> Source extract
----
What if the algorithm you think you want is actually the opposite of what you might find interesting tomorrow? Most people are complex, interesting creatures finding new inspirations and communicating them on a daily basis. People grow, change, they find out what is interesting to post. We're in the baby stages of this whole online social experiment.

Regardless of that: I find it's generally _people_ I can choose to hide from my news feed (usually because they constantly post things that annoy me).

Right, and I think this is the wrong approach. There's not an absolute correlation between who said something and whether or not the subject is of interest to me. If I have a friend who I share political beliefs with, I may care about his post on, say, gun control... but if that same friend is a religious fundamentalist, I absolutely don't want to see any "pro Jesus" crap. I think this assumption, that content should be selected / filtered based on provenance, is one of the most broken things about online social networking.

Also, Facebook just isn't important enough to me, for me to spend any time "tuning" things to try and tailor my stream to what I want it to be. Like most of us, I have about a bazillion things competing for my time and attention. If Facebook isn't delivering a desirable experience (regardless of the reason), then I, for one, am likely to just drift away from it and let something else entertain me.

If the goal of Facebook is to collect a lot of users and advertising revenue, then sure it's a success. Just not as much as was forecast on the day of its IPO.
----
> Recorded data
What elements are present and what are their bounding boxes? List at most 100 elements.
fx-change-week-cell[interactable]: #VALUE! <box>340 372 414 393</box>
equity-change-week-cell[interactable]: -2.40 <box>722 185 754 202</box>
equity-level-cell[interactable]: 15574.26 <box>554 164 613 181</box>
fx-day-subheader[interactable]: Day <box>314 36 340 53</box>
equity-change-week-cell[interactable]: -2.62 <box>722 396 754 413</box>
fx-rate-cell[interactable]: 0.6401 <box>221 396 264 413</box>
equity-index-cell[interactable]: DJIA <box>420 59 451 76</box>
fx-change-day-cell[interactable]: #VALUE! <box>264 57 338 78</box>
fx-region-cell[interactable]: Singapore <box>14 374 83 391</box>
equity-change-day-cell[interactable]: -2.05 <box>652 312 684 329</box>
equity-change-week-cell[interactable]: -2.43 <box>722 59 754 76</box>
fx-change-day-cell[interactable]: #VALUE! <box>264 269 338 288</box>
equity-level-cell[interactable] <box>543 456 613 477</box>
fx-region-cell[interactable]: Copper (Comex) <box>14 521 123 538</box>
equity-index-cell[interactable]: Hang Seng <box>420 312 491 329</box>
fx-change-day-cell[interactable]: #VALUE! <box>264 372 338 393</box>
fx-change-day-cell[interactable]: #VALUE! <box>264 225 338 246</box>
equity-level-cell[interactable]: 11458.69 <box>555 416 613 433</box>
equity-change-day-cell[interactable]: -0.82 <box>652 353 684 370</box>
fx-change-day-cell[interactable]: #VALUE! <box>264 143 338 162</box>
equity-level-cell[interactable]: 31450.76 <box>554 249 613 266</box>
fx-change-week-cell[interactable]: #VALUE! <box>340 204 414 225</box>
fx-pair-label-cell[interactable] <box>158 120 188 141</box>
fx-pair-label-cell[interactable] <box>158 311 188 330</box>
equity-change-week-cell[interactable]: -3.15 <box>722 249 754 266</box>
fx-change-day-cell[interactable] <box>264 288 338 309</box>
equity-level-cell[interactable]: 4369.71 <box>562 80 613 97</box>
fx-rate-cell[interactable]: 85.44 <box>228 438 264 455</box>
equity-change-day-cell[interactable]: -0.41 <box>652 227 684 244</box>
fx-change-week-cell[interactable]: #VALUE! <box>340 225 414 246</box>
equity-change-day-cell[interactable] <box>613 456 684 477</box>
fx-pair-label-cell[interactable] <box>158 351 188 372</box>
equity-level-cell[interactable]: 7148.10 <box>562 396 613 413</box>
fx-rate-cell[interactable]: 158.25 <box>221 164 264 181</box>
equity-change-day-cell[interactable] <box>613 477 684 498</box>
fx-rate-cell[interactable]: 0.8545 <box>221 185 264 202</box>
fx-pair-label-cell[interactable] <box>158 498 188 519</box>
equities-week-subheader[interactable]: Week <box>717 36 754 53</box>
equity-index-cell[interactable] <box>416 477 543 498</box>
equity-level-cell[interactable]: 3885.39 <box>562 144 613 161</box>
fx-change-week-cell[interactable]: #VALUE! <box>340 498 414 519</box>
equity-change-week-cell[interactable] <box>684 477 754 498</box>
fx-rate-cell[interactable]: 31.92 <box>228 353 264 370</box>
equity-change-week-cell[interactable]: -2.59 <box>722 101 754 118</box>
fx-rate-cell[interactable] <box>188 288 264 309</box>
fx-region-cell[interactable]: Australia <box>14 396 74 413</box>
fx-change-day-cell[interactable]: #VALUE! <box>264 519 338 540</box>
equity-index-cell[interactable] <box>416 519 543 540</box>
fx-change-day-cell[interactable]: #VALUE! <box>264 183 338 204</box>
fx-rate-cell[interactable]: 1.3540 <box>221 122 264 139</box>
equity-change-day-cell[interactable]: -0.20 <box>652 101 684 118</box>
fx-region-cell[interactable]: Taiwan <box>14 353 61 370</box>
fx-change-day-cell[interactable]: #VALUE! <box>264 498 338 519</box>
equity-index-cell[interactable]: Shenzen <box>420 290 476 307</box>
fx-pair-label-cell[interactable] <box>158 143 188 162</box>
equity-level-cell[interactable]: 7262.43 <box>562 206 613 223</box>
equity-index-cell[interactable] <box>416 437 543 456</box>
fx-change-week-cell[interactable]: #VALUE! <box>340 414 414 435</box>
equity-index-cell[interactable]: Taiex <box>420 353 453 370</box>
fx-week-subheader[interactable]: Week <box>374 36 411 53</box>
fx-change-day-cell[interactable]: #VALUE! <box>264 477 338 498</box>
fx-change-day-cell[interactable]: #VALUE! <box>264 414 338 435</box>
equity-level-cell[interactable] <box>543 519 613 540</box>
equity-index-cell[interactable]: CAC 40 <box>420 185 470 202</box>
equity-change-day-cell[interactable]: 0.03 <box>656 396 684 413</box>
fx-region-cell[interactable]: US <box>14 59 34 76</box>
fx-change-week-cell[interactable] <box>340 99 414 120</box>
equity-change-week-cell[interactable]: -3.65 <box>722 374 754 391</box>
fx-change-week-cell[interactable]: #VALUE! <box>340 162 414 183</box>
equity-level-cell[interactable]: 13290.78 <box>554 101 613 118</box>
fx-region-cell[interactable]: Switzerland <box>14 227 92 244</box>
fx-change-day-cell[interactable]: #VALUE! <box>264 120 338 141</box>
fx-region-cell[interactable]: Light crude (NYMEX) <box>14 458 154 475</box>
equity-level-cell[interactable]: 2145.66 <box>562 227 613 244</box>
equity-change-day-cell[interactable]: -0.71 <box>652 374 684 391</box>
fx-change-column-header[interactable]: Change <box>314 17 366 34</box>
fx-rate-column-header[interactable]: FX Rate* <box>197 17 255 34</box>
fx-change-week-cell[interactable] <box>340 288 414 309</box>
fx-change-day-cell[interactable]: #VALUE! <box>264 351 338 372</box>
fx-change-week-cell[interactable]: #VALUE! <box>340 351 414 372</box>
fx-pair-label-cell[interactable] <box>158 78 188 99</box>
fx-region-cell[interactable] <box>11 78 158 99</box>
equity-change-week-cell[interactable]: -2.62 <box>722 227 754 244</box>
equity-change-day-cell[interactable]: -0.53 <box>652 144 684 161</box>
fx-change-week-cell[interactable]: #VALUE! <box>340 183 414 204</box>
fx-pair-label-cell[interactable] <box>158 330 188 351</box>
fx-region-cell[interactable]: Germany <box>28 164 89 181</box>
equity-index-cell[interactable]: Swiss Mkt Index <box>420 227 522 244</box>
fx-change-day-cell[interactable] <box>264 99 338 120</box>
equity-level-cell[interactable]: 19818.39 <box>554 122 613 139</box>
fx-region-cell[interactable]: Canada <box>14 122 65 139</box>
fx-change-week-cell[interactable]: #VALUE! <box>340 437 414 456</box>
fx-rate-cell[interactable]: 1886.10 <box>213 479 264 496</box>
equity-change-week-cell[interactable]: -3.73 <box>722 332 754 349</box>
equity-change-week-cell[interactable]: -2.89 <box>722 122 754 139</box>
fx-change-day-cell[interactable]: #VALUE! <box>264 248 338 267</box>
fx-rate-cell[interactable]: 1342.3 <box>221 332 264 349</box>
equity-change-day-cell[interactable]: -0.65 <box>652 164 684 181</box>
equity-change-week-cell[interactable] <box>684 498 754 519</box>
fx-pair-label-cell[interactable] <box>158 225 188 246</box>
----
> List of tasks
a - Repeat everything in the Facebook news feed passage from "What if the" down to "that annoy me).".
b - Carry on the Facebook news feed passage from the point where it stops.
The entries have no connection to the passage about Facebook's news feed.

> Responses
a -
What if the algorithm you think you want is actually the opposite of what you might find interesting tomorrow? Most people are complex, interesting creatures finding new inspirations and communicating them on a daily basis. People grow, change, they find out what is interesting to post. We're in the baby stages of this whole online social experiment.

Regardless of that: I find it's generally _people_ I can choose to hide from my news feed (usually because they constantly post things that annoy me).

b -
As a an actual social network, where friend go to exchange information with their other close friends, it jumped the shark some time ago. The EdgeRank algorithm helped to render a lot of online communication dead. When part of the goal is to keep people on your site in order to pitch advertising, that's not a good sign.

I've been thinking for a while now that the whole vibe around Facebook feels exactly like MySpace did about 4-5 years ago. The only thing preventing its demise is the lack of anything else that resembles it that everyone can latch onto.

Twitter has more of an information sharing vibe,and many people don't jibe with it. Many people dismiss Pinterest or don't get that either. Tumblr up until a week ago really felt like LiveJournal did back in the day, but I don't have a ton of high hopes for it lasting the next few years.

I find it ironic that having capitalized on the mistakes of the social networks that preceded it, Facebook is on the verge of repeating many of those same errors.

When the pictures and the status updates are lost In a sea of spammy adverts and shares, the messaging becomes the only feature that I can use anymore.
My FB feed is phenomenal. I hide people that post spam, and unfollow pages that spam me.

What's left is the people I care about and the content from pages I care about (e.g. The Economist posts really good content every day, so does Rap Genius, and brands like Nike/Adidas; all of which I like-- in the traditional sense).

It's basically my "newspaper". I even follow HN and it feeds me the newest stuff from HN alongside other publications, pictures of my friends from around the world, and status updates from people I care about.

I also have AdBlock so I don't get the sidebar ads which I do agree are a bit spammy.

This article is just a bunch of bullshit. It has no real critical analysis and doesn't really say much at all. It's very shallow and a repost to boot (it was on here just days ago). Let's not upvote this garbage.

You're a very lucky person then! Sadly I'm at around the 1,000 friends mark and I have a feeling it'd be a bit too much work to make my timeline useful again.
So why did you friend a load of people you don't really know?

It's like going to a great restaurant, ordering five times as much as you can eat and then complaining about the food.

It doesn't take any work at all.

Just look at your feed. As soon as you see someone you don't care about just one click hide them or unfriend them (if socially possible).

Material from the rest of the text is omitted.